> _DATA FOR PROCESSING_:
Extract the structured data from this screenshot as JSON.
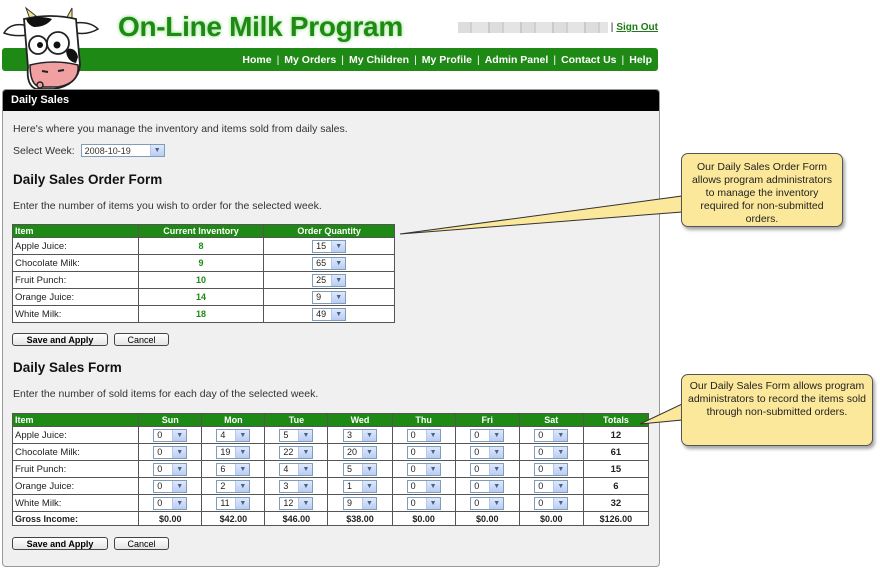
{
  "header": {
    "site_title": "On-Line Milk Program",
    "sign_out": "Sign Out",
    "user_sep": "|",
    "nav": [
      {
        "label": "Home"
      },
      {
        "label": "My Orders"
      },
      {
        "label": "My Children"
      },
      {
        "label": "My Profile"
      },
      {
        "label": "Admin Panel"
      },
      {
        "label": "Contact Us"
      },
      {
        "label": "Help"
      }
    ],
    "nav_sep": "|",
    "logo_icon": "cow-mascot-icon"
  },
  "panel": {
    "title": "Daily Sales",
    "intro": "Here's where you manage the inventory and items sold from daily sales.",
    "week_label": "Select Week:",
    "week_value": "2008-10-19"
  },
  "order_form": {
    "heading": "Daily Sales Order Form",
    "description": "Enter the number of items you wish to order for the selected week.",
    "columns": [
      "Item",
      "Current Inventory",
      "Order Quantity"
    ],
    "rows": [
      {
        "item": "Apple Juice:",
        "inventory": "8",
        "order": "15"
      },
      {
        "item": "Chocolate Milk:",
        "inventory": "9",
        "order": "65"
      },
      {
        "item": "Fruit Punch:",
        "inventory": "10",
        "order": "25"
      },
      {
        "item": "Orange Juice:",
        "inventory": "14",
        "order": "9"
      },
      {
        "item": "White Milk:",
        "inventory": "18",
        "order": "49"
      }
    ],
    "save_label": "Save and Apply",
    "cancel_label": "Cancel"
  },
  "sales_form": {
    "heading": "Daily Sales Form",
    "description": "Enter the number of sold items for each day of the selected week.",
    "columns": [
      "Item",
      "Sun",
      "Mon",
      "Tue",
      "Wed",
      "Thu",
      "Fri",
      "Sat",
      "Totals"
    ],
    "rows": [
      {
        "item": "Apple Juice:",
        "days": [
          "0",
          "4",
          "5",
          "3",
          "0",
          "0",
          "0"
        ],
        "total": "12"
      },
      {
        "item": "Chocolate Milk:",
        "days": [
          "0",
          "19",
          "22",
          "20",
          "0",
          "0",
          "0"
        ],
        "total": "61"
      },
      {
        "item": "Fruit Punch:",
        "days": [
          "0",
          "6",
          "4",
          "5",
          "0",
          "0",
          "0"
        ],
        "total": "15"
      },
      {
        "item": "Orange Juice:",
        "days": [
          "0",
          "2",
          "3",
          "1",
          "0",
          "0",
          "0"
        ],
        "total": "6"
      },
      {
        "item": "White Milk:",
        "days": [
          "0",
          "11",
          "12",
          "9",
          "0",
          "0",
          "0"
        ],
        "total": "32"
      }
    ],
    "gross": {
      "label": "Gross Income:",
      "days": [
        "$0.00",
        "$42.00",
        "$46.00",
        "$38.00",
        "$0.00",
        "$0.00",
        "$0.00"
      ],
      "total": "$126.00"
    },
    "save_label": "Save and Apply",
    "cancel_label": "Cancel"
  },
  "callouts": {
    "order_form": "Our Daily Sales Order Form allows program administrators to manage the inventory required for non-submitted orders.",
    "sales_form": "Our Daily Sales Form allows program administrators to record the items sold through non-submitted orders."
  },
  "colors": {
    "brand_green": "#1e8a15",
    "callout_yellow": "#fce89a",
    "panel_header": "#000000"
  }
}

==

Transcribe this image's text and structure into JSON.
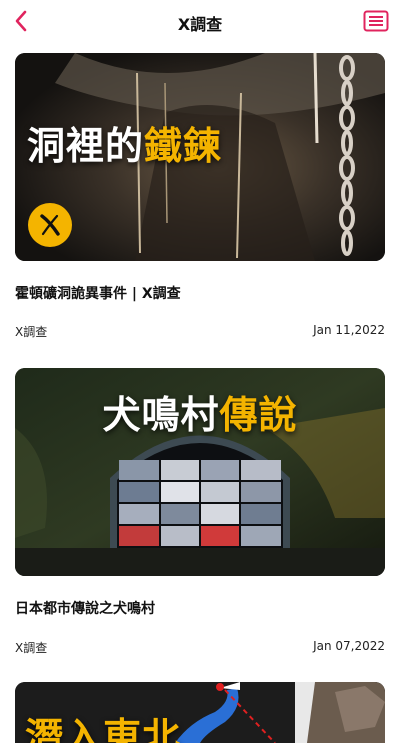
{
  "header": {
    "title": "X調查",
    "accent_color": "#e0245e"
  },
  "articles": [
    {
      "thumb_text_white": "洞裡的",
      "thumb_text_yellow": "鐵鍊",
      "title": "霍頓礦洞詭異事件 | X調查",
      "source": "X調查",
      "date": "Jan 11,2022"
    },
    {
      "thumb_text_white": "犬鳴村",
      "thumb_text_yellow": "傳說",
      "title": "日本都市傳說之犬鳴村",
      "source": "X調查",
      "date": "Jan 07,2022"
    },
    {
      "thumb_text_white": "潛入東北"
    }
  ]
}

> _DIRECTIVE_:
Collect the complete line wherever the string "heading" appears in the records.

> _CORRECT RESPONSE_:
    "heading": "Daily Sales Order Form",
    "heading": "Daily Sales Form",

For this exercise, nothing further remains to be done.